> _WRITTEN EXERCISE_
Your task is to reproduce the material exactly.

> _STORED RECORDS_
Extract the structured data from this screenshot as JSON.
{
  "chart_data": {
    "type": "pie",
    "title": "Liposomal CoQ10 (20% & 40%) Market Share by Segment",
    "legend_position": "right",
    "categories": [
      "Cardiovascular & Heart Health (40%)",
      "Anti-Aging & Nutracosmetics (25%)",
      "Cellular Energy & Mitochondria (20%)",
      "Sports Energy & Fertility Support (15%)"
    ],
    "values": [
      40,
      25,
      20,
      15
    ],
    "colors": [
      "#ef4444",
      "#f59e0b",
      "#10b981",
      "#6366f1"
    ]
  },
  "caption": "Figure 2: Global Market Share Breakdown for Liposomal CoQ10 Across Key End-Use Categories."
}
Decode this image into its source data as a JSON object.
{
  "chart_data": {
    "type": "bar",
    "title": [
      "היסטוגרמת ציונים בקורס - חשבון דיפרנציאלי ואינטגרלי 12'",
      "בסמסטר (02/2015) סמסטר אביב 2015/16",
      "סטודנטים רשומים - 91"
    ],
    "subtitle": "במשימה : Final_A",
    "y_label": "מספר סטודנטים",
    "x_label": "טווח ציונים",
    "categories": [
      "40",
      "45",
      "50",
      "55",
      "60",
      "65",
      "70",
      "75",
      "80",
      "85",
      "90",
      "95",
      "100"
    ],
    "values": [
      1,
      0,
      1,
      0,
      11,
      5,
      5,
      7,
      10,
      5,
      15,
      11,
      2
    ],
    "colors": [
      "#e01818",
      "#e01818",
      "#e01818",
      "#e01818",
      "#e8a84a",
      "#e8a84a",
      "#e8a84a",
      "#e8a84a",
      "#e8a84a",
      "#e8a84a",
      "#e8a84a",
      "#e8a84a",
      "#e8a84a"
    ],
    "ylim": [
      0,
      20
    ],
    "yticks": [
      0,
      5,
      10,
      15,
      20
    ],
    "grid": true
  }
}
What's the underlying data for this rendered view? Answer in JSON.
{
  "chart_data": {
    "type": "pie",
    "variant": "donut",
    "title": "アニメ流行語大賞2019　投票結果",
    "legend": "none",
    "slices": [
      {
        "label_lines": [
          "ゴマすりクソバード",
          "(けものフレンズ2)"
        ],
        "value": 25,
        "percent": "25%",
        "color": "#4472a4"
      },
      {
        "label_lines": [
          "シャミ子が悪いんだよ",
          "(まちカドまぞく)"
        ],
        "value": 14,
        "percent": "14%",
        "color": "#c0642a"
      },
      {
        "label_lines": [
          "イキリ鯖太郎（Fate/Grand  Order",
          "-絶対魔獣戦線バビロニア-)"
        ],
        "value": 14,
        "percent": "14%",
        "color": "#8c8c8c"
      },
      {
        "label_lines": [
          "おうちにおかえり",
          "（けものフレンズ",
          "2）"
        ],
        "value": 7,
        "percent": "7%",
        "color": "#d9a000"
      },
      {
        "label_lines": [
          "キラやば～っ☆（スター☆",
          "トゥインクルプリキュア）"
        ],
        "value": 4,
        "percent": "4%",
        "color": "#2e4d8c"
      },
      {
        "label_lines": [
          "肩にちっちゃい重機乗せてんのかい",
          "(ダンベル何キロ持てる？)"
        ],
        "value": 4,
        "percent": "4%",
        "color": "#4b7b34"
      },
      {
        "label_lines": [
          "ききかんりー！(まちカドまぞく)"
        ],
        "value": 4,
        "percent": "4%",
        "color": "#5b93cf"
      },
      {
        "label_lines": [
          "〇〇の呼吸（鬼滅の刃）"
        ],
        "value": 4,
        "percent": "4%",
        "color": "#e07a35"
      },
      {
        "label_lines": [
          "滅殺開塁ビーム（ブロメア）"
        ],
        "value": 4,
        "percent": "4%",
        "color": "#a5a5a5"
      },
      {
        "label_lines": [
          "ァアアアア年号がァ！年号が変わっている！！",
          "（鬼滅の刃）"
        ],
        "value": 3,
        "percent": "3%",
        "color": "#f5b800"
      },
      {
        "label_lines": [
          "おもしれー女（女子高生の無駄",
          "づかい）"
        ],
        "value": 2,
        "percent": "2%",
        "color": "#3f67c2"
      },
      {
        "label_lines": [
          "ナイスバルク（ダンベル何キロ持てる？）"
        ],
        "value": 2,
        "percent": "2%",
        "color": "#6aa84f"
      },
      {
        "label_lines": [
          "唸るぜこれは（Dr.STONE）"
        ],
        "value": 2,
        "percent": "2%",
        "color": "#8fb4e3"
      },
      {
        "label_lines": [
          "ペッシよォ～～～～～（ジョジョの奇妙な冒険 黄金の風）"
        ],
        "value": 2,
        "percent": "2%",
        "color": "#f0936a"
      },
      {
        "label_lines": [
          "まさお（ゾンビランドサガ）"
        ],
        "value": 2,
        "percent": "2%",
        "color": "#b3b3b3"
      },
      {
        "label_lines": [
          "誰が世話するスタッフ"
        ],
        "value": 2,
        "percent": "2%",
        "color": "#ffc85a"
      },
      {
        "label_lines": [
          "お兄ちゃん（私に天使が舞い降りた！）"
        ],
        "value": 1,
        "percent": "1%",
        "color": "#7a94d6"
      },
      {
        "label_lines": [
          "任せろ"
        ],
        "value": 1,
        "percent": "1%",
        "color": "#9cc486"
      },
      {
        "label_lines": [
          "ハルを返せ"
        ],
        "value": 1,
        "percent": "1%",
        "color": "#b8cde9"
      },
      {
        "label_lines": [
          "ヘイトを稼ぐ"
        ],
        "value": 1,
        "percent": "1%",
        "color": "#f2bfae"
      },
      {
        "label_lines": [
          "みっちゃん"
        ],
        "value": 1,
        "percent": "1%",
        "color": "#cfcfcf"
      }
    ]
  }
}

> _SOLVED EXERCISE_
Extract the structured data from this screenshot as JSON.
{
  "chart_data": {
    "type": "pie",
    "title": "Liposomal CoQ10 (20% & 40%) Market Share by Segment",
    "legend_position": "right",
    "categories": [
      "Cardiovascular & Heart Health (40%)",
      "Anti-Aging & Nutracosmetics (25%)",
      "Cellular Energy & Mitochondria (20%)",
      "Sports Energy & Fertility Support (15%)"
    ],
    "values": [
      40,
      25,
      20,
      15
    ],
    "colors": [
      "#ef4444",
      "#f59e0b",
      "#10b981",
      "#6366f1"
    ]
  },
  "caption": "Figure 2: Global Market Share Breakdown for Liposomal CoQ10 Across Key End-Use Categories."
}
Decode this image into its source data as a JSON object.
{
  "chart_data": {
    "type": "bar",
    "title": [
      "היסטוגרמת ציונים בקורס - חשבון דיפרנציאלי ואינטגרלי 12'",
      "בסמסטר (02/2015) סמסטר אביב 2015/16",
      "סטודנטים רשומים - 91"
    ],
    "subtitle": "במשימה : Final_A",
    "y_label": "מספר סטודנטים",
    "x_label": "טווח ציונים",
    "categories": [
      "40",
      "45",
      "50",
      "55",
      "60",
      "65",
      "70",
      "75",
      "80",
      "85",
      "90",
      "95",
      "100"
    ],
    "values": [
      1,
      0,
      1,
      0,
      11,
      5,
      5,
      7,
      10,
      5,
      15,
      11,
      2
    ],
    "colors": [
      "#e01818",
      "#e01818",
      "#e01818",
      "#e01818",
      "#e8a84a",
      "#e8a84a",
      "#e8a84a",
      "#e8a84a",
      "#e8a84a",
      "#e8a84a",
      "#e8a84a",
      "#e8a84a",
      "#e8a84a"
    ],
    "ylim": [
      0,
      20
    ],
    "yticks": [
      0,
      5,
      10,
      15,
      20
    ],
    "grid": true
  }
}
What's the underlying data for this rendered view? Answer in JSON.
{
  "chart_data": {
    "type": "pie",
    "variant": "donut",
    "title": "アニメ流行語大賞2019　投票結果",
    "legend": "none",
    "slices": [
      {
        "label_lines": [
          "ゴマすりクソバード",
          "(けものフレンズ2)"
        ],
        "value": 25,
        "percent": "25%",
        "color": "#4472a4"
      },
      {
        "label_lines": [
          "シャミ子が悪いんだよ",
          "(まちカドまぞく)"
        ],
        "value": 14,
        "percent": "14%",
        "color": "#c0642a"
      },
      {
        "label_lines": [
          "イキリ鯖太郎（Fate/Grand  Order",
          "-絶対魔獣戦線バビロニア-)"
        ],
        "value": 14,
        "percent": "14%",
        "color": "#8c8c8c"
      },
      {
        "label_lines": [
          "おうちにおかえり",
          "（けものフレンズ",
          "2）"
        ],
        "value": 7,
        "percent": "7%",
        "color": "#d9a000"
      },
      {
        "label_lines": [
          "キラやば～っ☆（スター☆",
          "トゥインクルプリキュア）"
        ],
        "value": 4,
        "percent": "4%",
        "color": "#2e4d8c"
      },
      {
        "label_lines": [
          "肩にちっちゃい重機乗せてんのかい",
          "(ダンベル何キロ持てる？)"
        ],
        "value": 4,
        "percent": "4%",
        "color": "#4b7b34"
      },
      {
        "label_lines": [
          "ききかんりー！(まちカドまぞく)"
        ],
        "value": 4,
        "percent": "4%",
        "color": "#5b93cf"
      },
      {
        "label_lines": [
          "〇〇の呼吸（鬼滅の刃）"
        ],
        "value": 4,
        "percent": "4%",
        "color": "#e07a35"
      },
      {
        "label_lines": [
          "滅殺開塁ビーム（ブロメア）"
        ],
        "value": 4,
        "percent": "4%",
        "color": "#a5a5a5"
      },
      {
        "label_lines": [
          "ァアアアア年号がァ！年号が変わっている！！",
          "（鬼滅の刃）"
        ],
        "value": 3,
        "percent": "3%",
        "color": "#f5b800"
      },
      {
        "label_lines": [
          "おもしれー女（女子高生の無駄",
          "づかい）"
        ],
        "value": 2,
        "percent": "2%",
        "color": "#3f67c2"
      },
      {
        "label_lines": [
          "ナイスバルク（ダンベル何キロ持てる？）"
        ],
        "value": 2,
        "percent": "2%",
        "color": "#6aa84f"
      },
      {
        "label_lines": [
          "唸るぜこれは（Dr.STONE）"
        ],
        "value": 2,
        "percent": "2%",
        "color": "#8fb4e3"
      },
      {
        "label_lines": [
          "ペッシよォ～～～～～（ジョジョの奇妙な冒険 黄金の風）"
        ],
        "value": 2,
        "percent": "2%",
        "color": "#f0936a"
      },
      {
        "label_lines": [
          "まさお（ゾンビランドサガ）"
        ],
        "value": 2,
        "percent": "2%",
        "color": "#b3b3b3"
      },
      {
        "label_lines": [
          "誰が世話するスタッフ"
        ],
        "value": 2,
        "percent": "2%",
        "color": "#ffc85a"
      },
      {
        "label_lines": [
          "お兄ちゃん（私に天使が舞い降りた！）"
        ],
        "value": 1,
        "percent": "1%",
        "color": "#7a94d6"
      },
      {
        "label_lines": [
          "任せろ"
        ],
        "value": 1,
        "percent": "1%",
        "color": "#9cc486"
      },
      {
        "label_lines": [
          "ハルを返せ"
        ],
        "value": 1,
        "percent": "1%",
        "color": "#b8cde9"
      },
      {
        "label_lines": [
          "ヘイトを稼ぐ"
        ],
        "value": 1,
        "percent": "1%",
        "color": "#f2bfae"
      },
      {
        "label_lines": [
          "みっちゃん"
        ],
        "value": 1,
        "percent": "1%",
        "color": "#cfcfcf"
      }
    ]
  }
}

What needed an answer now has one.